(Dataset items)
◇ ◇ ◇ ◇ ◇

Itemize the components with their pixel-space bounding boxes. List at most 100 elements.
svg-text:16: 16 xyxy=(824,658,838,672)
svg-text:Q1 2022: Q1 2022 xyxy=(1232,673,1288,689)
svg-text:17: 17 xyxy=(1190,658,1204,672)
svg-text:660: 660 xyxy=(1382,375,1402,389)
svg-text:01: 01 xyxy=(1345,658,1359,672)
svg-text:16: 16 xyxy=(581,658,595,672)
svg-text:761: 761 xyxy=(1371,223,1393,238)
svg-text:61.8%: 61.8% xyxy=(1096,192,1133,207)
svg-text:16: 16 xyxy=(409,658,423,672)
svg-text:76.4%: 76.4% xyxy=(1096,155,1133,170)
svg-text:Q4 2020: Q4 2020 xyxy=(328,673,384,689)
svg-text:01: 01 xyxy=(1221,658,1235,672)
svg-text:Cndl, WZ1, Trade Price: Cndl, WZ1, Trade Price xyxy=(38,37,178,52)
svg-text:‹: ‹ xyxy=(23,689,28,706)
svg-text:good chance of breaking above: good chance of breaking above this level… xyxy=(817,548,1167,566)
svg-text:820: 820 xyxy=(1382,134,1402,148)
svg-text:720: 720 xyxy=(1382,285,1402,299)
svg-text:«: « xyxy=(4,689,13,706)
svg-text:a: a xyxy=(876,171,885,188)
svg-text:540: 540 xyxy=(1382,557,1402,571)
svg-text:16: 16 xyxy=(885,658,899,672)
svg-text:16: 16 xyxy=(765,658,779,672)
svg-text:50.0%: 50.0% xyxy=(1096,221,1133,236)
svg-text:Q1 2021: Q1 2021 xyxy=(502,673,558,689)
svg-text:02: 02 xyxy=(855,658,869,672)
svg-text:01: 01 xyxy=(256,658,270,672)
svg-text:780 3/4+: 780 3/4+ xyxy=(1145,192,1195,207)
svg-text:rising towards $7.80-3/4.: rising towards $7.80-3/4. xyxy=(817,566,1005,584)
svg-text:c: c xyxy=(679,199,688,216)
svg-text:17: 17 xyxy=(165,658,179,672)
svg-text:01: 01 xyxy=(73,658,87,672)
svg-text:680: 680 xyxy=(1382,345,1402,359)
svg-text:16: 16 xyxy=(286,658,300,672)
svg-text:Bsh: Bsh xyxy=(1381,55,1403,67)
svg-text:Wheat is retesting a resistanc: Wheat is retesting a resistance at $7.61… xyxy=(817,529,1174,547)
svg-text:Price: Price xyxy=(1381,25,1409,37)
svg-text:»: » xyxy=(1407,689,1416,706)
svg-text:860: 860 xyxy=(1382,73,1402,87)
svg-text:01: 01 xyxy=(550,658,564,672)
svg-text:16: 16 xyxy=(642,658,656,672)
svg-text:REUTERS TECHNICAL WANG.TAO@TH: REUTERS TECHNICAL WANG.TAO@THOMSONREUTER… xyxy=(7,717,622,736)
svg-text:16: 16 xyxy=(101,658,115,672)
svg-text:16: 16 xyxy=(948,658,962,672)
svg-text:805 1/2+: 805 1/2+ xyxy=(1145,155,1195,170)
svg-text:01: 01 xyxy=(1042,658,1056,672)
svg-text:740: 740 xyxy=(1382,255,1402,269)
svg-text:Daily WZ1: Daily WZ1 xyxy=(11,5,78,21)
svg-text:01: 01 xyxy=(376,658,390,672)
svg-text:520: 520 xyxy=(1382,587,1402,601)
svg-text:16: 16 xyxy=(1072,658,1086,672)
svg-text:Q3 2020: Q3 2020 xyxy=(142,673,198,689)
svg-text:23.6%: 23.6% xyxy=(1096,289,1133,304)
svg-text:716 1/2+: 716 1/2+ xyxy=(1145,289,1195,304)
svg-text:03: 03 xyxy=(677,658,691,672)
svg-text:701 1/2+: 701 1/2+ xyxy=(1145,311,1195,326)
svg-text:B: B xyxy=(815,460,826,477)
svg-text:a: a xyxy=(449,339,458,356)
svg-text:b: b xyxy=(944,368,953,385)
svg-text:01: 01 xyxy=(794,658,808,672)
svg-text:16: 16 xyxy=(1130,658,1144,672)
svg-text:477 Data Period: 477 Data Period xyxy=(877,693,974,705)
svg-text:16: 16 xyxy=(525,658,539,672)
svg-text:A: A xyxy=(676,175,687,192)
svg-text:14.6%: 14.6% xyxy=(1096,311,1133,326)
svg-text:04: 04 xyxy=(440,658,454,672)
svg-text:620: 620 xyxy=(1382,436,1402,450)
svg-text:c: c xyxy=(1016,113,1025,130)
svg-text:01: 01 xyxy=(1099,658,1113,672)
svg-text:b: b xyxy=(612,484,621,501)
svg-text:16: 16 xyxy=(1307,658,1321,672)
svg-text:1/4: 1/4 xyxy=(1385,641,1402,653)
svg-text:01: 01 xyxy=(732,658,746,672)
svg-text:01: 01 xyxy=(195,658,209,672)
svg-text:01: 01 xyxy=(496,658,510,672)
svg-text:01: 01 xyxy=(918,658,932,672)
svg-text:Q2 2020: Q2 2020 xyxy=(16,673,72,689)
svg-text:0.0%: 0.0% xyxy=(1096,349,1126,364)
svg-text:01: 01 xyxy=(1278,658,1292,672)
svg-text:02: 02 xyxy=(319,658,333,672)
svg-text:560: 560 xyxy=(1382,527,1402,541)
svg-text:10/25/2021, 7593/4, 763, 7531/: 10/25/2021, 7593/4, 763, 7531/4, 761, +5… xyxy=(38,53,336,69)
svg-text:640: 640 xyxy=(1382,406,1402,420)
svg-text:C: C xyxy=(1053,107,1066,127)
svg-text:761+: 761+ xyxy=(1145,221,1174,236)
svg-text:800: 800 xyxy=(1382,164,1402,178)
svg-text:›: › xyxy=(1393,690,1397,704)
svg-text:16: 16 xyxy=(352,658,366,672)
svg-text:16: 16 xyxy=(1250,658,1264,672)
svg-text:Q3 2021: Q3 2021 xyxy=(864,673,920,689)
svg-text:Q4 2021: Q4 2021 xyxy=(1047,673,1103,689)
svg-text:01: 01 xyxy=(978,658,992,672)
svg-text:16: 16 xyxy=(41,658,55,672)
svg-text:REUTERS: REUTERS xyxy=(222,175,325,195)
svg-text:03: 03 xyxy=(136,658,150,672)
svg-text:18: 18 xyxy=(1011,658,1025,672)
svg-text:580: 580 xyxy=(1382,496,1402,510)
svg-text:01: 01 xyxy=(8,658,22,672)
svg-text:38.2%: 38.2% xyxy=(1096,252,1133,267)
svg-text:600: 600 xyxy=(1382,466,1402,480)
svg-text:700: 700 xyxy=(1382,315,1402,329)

◇ ◇ ◇ ◇ ◇

Task to carry out
Transcribe the whole listing above, reproducing every line character for character.

Task response
Itemize the components with their pixel-space bounding boxes. List at most 100 elements.
svg-text:16: 16 xyxy=(824,658,838,672)
svg-text:Q1 2022: Q1 2022 xyxy=(1232,673,1288,689)
svg-text:17: 17 xyxy=(1190,658,1204,672)
svg-text:660: 660 xyxy=(1382,375,1402,389)
svg-text:01: 01 xyxy=(1345,658,1359,672)
svg-text:16: 16 xyxy=(581,658,595,672)
svg-text:761: 761 xyxy=(1371,223,1393,238)
svg-text:61.8%: 61.8% xyxy=(1096,192,1133,207)
svg-text:16: 16 xyxy=(409,658,423,672)
svg-text:76.4%: 76.4% xyxy=(1096,155,1133,170)
svg-text:Q4 2020: Q4 2020 xyxy=(328,673,384,689)
svg-text:01: 01 xyxy=(1221,658,1235,672)
svg-text:Cndl, WZ1, Trade Price: Cndl, WZ1, Trade Price xyxy=(38,37,178,52)
svg-text:‹: ‹ xyxy=(23,689,28,706)
svg-text:good chance of breaking above: good chance of breaking above this level… xyxy=(817,548,1167,566)
svg-text:820: 820 xyxy=(1382,134,1402,148)
svg-text:720: 720 xyxy=(1382,285,1402,299)
svg-text:«: « xyxy=(4,689,13,706)
svg-text:a: a xyxy=(876,171,885,188)
svg-text:540: 540 xyxy=(1382,557,1402,571)
svg-text:16: 16 xyxy=(885,658,899,672)
svg-text:16: 16 xyxy=(765,658,779,672)
svg-text:50.0%: 50.0% xyxy=(1096,221,1133,236)
svg-text:Q1 2021: Q1 2021 xyxy=(502,673,558,689)
svg-text:02: 02 xyxy=(855,658,869,672)
svg-text:01: 01 xyxy=(256,658,270,672)
svg-text:780 3/4+: 780 3/4+ xyxy=(1145,192,1195,207)
svg-text:rising towards $7.80-3/4.: rising towards $7.80-3/4. xyxy=(817,566,1005,584)
svg-text:c: c xyxy=(679,199,688,216)
svg-text:17: 17 xyxy=(165,658,179,672)
svg-text:01: 01 xyxy=(73,658,87,672)
svg-text:680: 680 xyxy=(1382,345,1402,359)
svg-text:16: 16 xyxy=(286,658,300,672)
svg-text:Bsh: Bsh xyxy=(1381,55,1403,67)
svg-text:Wheat is retesting a resistanc: Wheat is retesting a resistance at $7.61… xyxy=(817,529,1174,547)
svg-text:Price: Price xyxy=(1381,25,1409,37)
svg-text:»: » xyxy=(1407,689,1416,706)
svg-text:860: 860 xyxy=(1382,73,1402,87)
svg-text:01: 01 xyxy=(550,658,564,672)
svg-text:16: 16 xyxy=(642,658,656,672)
svg-text:REUTERS TECHNICAL WANG.TAO@TH: REUTERS TECHNICAL WANG.TAO@THOMSONREUTER… xyxy=(7,717,622,736)
svg-text:16: 16 xyxy=(101,658,115,672)
svg-text:16: 16 xyxy=(948,658,962,672)
svg-text:805 1/2+: 805 1/2+ xyxy=(1145,155,1195,170)
svg-text:01: 01 xyxy=(1042,658,1056,672)
svg-text:740: 740 xyxy=(1382,255,1402,269)
svg-text:Daily WZ1: Daily WZ1 xyxy=(11,5,78,21)
svg-text:01: 01 xyxy=(376,658,390,672)
svg-text:520: 520 xyxy=(1382,587,1402,601)
svg-text:16: 16 xyxy=(1072,658,1086,672)
svg-text:Q3 2020: Q3 2020 xyxy=(142,673,198,689)
svg-text:23.6%: 23.6% xyxy=(1096,289,1133,304)
svg-text:716 1/2+: 716 1/2+ xyxy=(1145,289,1195,304)
svg-text:03: 03 xyxy=(677,658,691,672)
svg-text:701 1/2+: 701 1/2+ xyxy=(1145,311,1195,326)
svg-text:B: B xyxy=(815,460,826,477)
svg-text:a: a xyxy=(449,339,458,356)
svg-text:b: b xyxy=(944,368,953,385)
svg-text:01: 01 xyxy=(794,658,808,672)
svg-text:16: 16 xyxy=(1130,658,1144,672)
svg-text:477 Data Period: 477 Data Period xyxy=(877,693,974,705)
svg-text:16: 16 xyxy=(525,658,539,672)
svg-text:A: A xyxy=(676,175,687,192)
svg-text:14.6%: 14.6% xyxy=(1096,311,1133,326)
svg-text:04: 04 xyxy=(440,658,454,672)
svg-text:620: 620 xyxy=(1382,436,1402,450)
svg-text:c: c xyxy=(1016,113,1025,130)
svg-text:01: 01 xyxy=(1099,658,1113,672)
svg-text:b: b xyxy=(612,484,621,501)
svg-text:16: 16 xyxy=(1307,658,1321,672)
svg-text:1/4: 1/4 xyxy=(1385,641,1402,653)
svg-text:01: 01 xyxy=(732,658,746,672)
svg-text:01: 01 xyxy=(195,658,209,672)
svg-text:01: 01 xyxy=(496,658,510,672)
svg-text:01: 01 xyxy=(918,658,932,672)
svg-text:Q2 2020: Q2 2020 xyxy=(16,673,72,689)
svg-text:0.0%: 0.0% xyxy=(1096,349,1126,364)
svg-text:01: 01 xyxy=(1278,658,1292,672)
svg-text:02: 02 xyxy=(319,658,333,672)
svg-text:560: 560 xyxy=(1382,527,1402,541)
svg-text:10/25/2021, 7593/4, 763, 7531/: 10/25/2021, 7593/4, 763, 7531/4, 761, +5… xyxy=(38,53,336,69)
svg-text:640: 640 xyxy=(1382,406,1402,420)
svg-text:C: C xyxy=(1053,107,1066,127)
svg-text:761+: 761+ xyxy=(1145,221,1174,236)
svg-text:800: 800 xyxy=(1382,164,1402,178)
svg-text:›: › xyxy=(1393,690,1397,704)
svg-text:16: 16 xyxy=(352,658,366,672)
svg-text:16: 16 xyxy=(1250,658,1264,672)
svg-text:Q3 2021: Q3 2021 xyxy=(864,673,920,689)
svg-text:Q4 2021: Q4 2021 xyxy=(1047,673,1103,689)
svg-text:01: 01 xyxy=(978,658,992,672)
svg-text:16: 16 xyxy=(41,658,55,672)
svg-text:REUTERS: REUTERS xyxy=(222,175,325,195)
svg-text:03: 03 xyxy=(136,658,150,672)
svg-text:18: 18 xyxy=(1011,658,1025,672)
svg-text:580: 580 xyxy=(1382,496,1402,510)
svg-text:01: 01 xyxy=(8,658,22,672)
svg-text:38.2%: 38.2% xyxy=(1096,252,1133,267)
svg-text:600: 600 xyxy=(1382,466,1402,480)
svg-text:700: 700 xyxy=(1382,315,1402,329)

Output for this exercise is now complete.